(Records from a collection of figures)
■ ■ ■ ■

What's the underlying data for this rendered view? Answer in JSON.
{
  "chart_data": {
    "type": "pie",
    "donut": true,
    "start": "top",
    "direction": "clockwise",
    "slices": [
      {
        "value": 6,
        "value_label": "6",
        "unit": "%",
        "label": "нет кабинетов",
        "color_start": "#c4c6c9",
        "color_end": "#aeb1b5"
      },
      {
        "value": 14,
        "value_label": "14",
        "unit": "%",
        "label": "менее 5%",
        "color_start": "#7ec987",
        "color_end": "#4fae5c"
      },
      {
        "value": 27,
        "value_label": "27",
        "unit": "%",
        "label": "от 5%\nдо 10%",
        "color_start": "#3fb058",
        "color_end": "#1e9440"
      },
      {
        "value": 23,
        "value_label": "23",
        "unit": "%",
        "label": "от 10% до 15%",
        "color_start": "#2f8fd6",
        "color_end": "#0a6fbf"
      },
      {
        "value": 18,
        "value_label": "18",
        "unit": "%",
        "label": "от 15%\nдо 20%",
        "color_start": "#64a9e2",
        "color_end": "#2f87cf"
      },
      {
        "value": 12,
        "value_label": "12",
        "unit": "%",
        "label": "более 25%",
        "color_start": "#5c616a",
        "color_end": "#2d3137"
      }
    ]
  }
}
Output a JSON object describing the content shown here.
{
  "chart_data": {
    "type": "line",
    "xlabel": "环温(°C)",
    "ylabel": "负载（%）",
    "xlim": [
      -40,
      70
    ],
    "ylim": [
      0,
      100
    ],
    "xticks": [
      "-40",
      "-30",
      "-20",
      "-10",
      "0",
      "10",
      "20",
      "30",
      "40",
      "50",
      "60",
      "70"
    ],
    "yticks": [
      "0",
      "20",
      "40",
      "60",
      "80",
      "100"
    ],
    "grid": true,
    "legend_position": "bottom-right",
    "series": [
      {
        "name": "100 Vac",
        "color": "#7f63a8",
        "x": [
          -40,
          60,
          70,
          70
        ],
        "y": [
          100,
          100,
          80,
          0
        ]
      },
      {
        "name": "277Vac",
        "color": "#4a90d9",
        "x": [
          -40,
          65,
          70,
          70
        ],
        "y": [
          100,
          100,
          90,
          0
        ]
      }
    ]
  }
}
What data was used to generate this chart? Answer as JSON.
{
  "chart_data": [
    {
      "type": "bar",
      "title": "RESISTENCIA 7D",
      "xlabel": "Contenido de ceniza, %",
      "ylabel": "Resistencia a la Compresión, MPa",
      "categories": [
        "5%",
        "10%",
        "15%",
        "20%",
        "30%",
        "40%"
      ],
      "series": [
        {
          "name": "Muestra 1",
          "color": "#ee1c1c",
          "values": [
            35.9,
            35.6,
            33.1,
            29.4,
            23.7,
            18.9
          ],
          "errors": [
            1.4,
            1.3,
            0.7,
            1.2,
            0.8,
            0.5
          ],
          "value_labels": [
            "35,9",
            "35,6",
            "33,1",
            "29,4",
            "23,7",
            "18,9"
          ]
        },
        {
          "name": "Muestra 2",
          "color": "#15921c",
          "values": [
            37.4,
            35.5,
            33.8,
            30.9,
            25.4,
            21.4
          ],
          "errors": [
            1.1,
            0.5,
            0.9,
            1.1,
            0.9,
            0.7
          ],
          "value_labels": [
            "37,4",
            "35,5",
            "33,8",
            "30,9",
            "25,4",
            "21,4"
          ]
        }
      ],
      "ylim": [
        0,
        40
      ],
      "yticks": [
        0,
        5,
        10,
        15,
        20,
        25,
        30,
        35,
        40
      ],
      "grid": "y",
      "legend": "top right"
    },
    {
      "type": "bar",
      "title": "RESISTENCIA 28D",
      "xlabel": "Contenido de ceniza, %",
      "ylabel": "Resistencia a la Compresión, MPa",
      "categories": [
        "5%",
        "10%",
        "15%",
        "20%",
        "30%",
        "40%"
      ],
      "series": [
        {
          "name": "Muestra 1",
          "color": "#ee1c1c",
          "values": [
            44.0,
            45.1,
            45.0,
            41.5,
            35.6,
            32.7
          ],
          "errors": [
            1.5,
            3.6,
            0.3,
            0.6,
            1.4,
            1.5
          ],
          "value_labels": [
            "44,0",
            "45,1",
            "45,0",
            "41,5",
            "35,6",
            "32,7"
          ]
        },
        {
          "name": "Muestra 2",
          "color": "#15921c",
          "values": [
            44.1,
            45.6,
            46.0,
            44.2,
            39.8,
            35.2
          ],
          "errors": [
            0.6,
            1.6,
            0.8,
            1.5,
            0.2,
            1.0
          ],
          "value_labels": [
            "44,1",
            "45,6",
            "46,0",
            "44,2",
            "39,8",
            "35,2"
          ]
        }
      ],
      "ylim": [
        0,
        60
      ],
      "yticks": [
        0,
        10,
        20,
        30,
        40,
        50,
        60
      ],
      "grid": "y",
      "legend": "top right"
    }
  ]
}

■ ■ ■ ■

Show the data once more, exactly as it was written.

What's the underlying data for this rendered view? Answer in JSON.
{
  "chart_data": {
    "type": "pie",
    "donut": true,
    "start": "top",
    "direction": "clockwise",
    "slices": [
      {
        "value": 6,
        "value_label": "6",
        "unit": "%",
        "label": "нет кабинетов",
        "color_start": "#c4c6c9",
        "color_end": "#aeb1b5"
      },
      {
        "value": 14,
        "value_label": "14",
        "unit": "%",
        "label": "менее 5%",
        "color_start": "#7ec987",
        "color_end": "#4fae5c"
      },
      {
        "value": 27,
        "value_label": "27",
        "unit": "%",
        "label": "от 5%\nдо 10%",
        "color_start": "#3fb058",
        "color_end": "#1e9440"
      },
      {
        "value": 23,
        "value_label": "23",
        "unit": "%",
        "label": "от 10% до 15%",
        "color_start": "#2f8fd6",
        "color_end": "#0a6fbf"
      },
      {
        "value": 18,
        "value_label": "18",
        "unit": "%",
        "label": "от 15%\nдо 20%",
        "color_start": "#64a9e2",
        "color_end": "#2f87cf"
      },
      {
        "value": 12,
        "value_label": "12",
        "unit": "%",
        "label": "более 25%",
        "color_start": "#5c616a",
        "color_end": "#2d3137"
      }
    ]
  }
}
Output a JSON object describing the content shown here.
{
  "chart_data": {
    "type": "line",
    "xlabel": "环温(°C)",
    "ylabel": "负载（%）",
    "xlim": [
      -40,
      70
    ],
    "ylim": [
      0,
      100
    ],
    "xticks": [
      "-40",
      "-30",
      "-20",
      "-10",
      "0",
      "10",
      "20",
      "30",
      "40",
      "50",
      "60",
      "70"
    ],
    "yticks": [
      "0",
      "20",
      "40",
      "60",
      "80",
      "100"
    ],
    "grid": true,
    "legend_position": "bottom-right",
    "series": [
      {
        "name": "100 Vac",
        "color": "#7f63a8",
        "x": [
          -40,
          60,
          70,
          70
        ],
        "y": [
          100,
          100,
          80,
          0
        ]
      },
      {
        "name": "277Vac",
        "color": "#4a90d9",
        "x": [
          -40,
          65,
          70,
          70
        ],
        "y": [
          100,
          100,
          90,
          0
        ]
      }
    ]
  }
}
What data was used to generate this chart? Answer as JSON.
{
  "chart_data": [
    {
      "type": "bar",
      "title": "RESISTENCIA 7D",
      "xlabel": "Contenido de ceniza, %",
      "ylabel": "Resistencia a la Compresión, MPa",
      "categories": [
        "5%",
        "10%",
        "15%",
        "20%",
        "30%",
        "40%"
      ],
      "series": [
        {
          "name": "Muestra 1",
          "color": "#ee1c1c",
          "values": [
            35.9,
            35.6,
            33.1,
            29.4,
            23.7,
            18.9
          ],
          "errors": [
            1.4,
            1.3,
            0.7,
            1.2,
            0.8,
            0.5
          ],
          "value_labels": [
            "35,9",
            "35,6",
            "33,1",
            "29,4",
            "23,7",
            "18,9"
          ]
        },
        {
          "name": "Muestra 2",
          "color": "#15921c",
          "values": [
            37.4,
            35.5,
            33.8,
            30.9,
            25.4,
            21.4
          ],
          "errors": [
            1.1,
            0.5,
            0.9,
            1.1,
            0.9,
            0.7
          ],
          "value_labels": [
            "37,4",
            "35,5",
            "33,8",
            "30,9",
            "25,4",
            "21,4"
          ]
        }
      ],
      "ylim": [
        0,
        40
      ],
      "yticks": [
        0,
        5,
        10,
        15,
        20,
        25,
        30,
        35,
        40
      ],
      "grid": "y",
      "legend": "top right"
    },
    {
      "type": "bar",
      "title": "RESISTENCIA 28D",
      "xlabel": "Contenido de ceniza, %",
      "ylabel": "Resistencia a la Compresión, MPa",
      "categories": [
        "5%",
        "10%",
        "15%",
        "20%",
        "30%",
        "40%"
      ],
      "series": [
        {
          "name": "Muestra 1",
          "color": "#ee1c1c",
          "values": [
            44.0,
            45.1,
            45.0,
            41.5,
            35.6,
            32.7
          ],
          "errors": [
            1.5,
            3.6,
            0.3,
            0.6,
            1.4,
            1.5
          ],
          "value_labels": [
            "44,0",
            "45,1",
            "45,0",
            "41,5",
            "35,6",
            "32,7"
          ]
        },
        {
          "name": "Muestra 2",
          "color": "#15921c",
          "values": [
            44.1,
            45.6,
            46.0,
            44.2,
            39.8,
            35.2
          ],
          "errors": [
            0.6,
            1.6,
            0.8,
            1.5,
            0.2,
            1.0
          ],
          "value_labels": [
            "44,1",
            "45,6",
            "46,0",
            "44,2",
            "39,8",
            "35,2"
          ]
        }
      ],
      "ylim": [
        0,
        60
      ],
      "yticks": [
        0,
        10,
        20,
        30,
        40,
        50,
        60
      ],
      "grid": "y",
      "legend": "top right"
    }
  ]
}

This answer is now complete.